• _Stored dataset items_
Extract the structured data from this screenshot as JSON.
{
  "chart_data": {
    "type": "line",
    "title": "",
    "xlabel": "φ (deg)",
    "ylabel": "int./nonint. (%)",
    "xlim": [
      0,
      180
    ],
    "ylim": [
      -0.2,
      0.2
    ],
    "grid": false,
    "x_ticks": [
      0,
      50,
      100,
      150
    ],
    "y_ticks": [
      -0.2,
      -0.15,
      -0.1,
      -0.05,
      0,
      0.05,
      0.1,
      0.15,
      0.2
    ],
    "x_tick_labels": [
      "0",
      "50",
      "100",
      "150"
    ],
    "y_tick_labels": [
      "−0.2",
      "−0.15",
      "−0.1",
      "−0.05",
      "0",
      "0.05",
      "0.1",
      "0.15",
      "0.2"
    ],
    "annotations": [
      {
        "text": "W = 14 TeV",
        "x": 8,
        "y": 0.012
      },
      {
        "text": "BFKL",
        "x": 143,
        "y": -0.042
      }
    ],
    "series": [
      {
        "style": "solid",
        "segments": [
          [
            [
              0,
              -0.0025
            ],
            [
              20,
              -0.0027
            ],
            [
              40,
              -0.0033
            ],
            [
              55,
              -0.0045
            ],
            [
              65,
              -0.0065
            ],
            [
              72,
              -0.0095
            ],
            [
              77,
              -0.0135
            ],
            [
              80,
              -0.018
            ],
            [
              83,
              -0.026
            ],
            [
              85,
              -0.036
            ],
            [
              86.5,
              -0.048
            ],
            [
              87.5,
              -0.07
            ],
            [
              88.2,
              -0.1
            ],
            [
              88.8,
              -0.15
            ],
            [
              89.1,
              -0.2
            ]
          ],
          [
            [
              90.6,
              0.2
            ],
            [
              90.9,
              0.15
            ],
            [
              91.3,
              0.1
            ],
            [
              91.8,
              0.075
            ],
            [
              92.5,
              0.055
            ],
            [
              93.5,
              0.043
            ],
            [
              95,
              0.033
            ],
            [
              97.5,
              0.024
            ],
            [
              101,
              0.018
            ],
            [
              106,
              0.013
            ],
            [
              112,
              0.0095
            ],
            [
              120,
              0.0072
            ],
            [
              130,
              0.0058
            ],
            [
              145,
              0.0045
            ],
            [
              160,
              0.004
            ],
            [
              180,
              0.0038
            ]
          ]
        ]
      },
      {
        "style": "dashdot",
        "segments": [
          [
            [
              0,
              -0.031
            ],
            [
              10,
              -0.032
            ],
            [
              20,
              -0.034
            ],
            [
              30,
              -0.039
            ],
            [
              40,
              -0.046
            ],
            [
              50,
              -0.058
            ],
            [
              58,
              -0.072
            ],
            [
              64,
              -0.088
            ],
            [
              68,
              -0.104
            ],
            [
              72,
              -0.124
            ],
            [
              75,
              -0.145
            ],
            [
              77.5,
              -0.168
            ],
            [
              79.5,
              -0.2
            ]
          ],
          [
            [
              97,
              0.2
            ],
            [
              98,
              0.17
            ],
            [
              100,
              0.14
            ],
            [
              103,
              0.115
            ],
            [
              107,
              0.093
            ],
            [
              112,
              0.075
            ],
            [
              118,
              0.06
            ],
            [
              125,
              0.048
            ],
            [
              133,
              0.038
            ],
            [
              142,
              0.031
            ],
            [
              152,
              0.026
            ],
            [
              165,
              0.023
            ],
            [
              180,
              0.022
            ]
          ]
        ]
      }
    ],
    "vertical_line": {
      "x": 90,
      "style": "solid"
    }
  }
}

• _TASK STATEMENT_
Repeat all the entries word for word.

• _FULL SOLUTION_
Extract the structured data from this screenshot as JSON.
{
  "chart_data": {
    "type": "line",
    "title": "",
    "xlabel": "φ (deg)",
    "ylabel": "int./nonint. (%)",
    "xlim": [
      0,
      180
    ],
    "ylim": [
      -0.2,
      0.2
    ],
    "grid": false,
    "x_ticks": [
      0,
      50,
      100,
      150
    ],
    "y_ticks": [
      -0.2,
      -0.15,
      -0.1,
      -0.05,
      0,
      0.05,
      0.1,
      0.15,
      0.2
    ],
    "x_tick_labels": [
      "0",
      "50",
      "100",
      "150"
    ],
    "y_tick_labels": [
      "−0.2",
      "−0.15",
      "−0.1",
      "−0.05",
      "0",
      "0.05",
      "0.1",
      "0.15",
      "0.2"
    ],
    "annotations": [
      {
        "text": "W = 14 TeV",
        "x": 8,
        "y": 0.012
      },
      {
        "text": "BFKL",
        "x": 143,
        "y": -0.042
      }
    ],
    "series": [
      {
        "style": "solid",
        "segments": [
          [
            [
              0,
              -0.0025
            ],
            [
              20,
              -0.0027
            ],
            [
              40,
              -0.0033
            ],
            [
              55,
              -0.0045
            ],
            [
              65,
              -0.0065
            ],
            [
              72,
              -0.0095
            ],
            [
              77,
              -0.0135
            ],
            [
              80,
              -0.018
            ],
            [
              83,
              -0.026
            ],
            [
              85,
              -0.036
            ],
            [
              86.5,
              -0.048
            ],
            [
              87.5,
              -0.07
            ],
            [
              88.2,
              -0.1
            ],
            [
              88.8,
              -0.15
            ],
            [
              89.1,
              -0.2
            ]
          ],
          [
            [
              90.6,
              0.2
            ],
            [
              90.9,
              0.15
            ],
            [
              91.3,
              0.1
            ],
            [
              91.8,
              0.075
            ],
            [
              92.5,
              0.055
            ],
            [
              93.5,
              0.043
            ],
            [
              95,
              0.033
            ],
            [
              97.5,
              0.024
            ],
            [
              101,
              0.018
            ],
            [
              106,
              0.013
            ],
            [
              112,
              0.0095
            ],
            [
              120,
              0.0072
            ],
            [
              130,
              0.0058
            ],
            [
              145,
              0.0045
            ],
            [
              160,
              0.004
            ],
            [
              180,
              0.0038
            ]
          ]
        ]
      },
      {
        "style": "dashdot",
        "segments": [
          [
            [
              0,
              -0.031
            ],
            [
              10,
              -0.032
            ],
            [
              20,
              -0.034
            ],
            [
              30,
              -0.039
            ],
            [
              40,
              -0.046
            ],
            [
              50,
              -0.058
            ],
            [
              58,
              -0.072
            ],
            [
              64,
              -0.088
            ],
            [
              68,
              -0.104
            ],
            [
              72,
              -0.124
            ],
            [
              75,
              -0.145
            ],
            [
              77.5,
              -0.168
            ],
            [
              79.5,
              -0.2
            ]
          ],
          [
            [
              97,
              0.2
            ],
            [
              98,
              0.17
            ],
            [
              100,
              0.14
            ],
            [
              103,
              0.115
            ],
            [
              107,
              0.093
            ],
            [
              112,
              0.075
            ],
            [
              118,
              0.06
            ],
            [
              125,
              0.048
            ],
            [
              133,
              0.038
            ],
            [
              142,
              0.031
            ],
            [
              152,
              0.026
            ],
            [
              165,
              0.023
            ],
            [
              180,
              0.022
            ]
          ]
        ]
      }
    ],
    "vertical_line": {
      "x": 90,
      "style": "solid"
    }
  }
}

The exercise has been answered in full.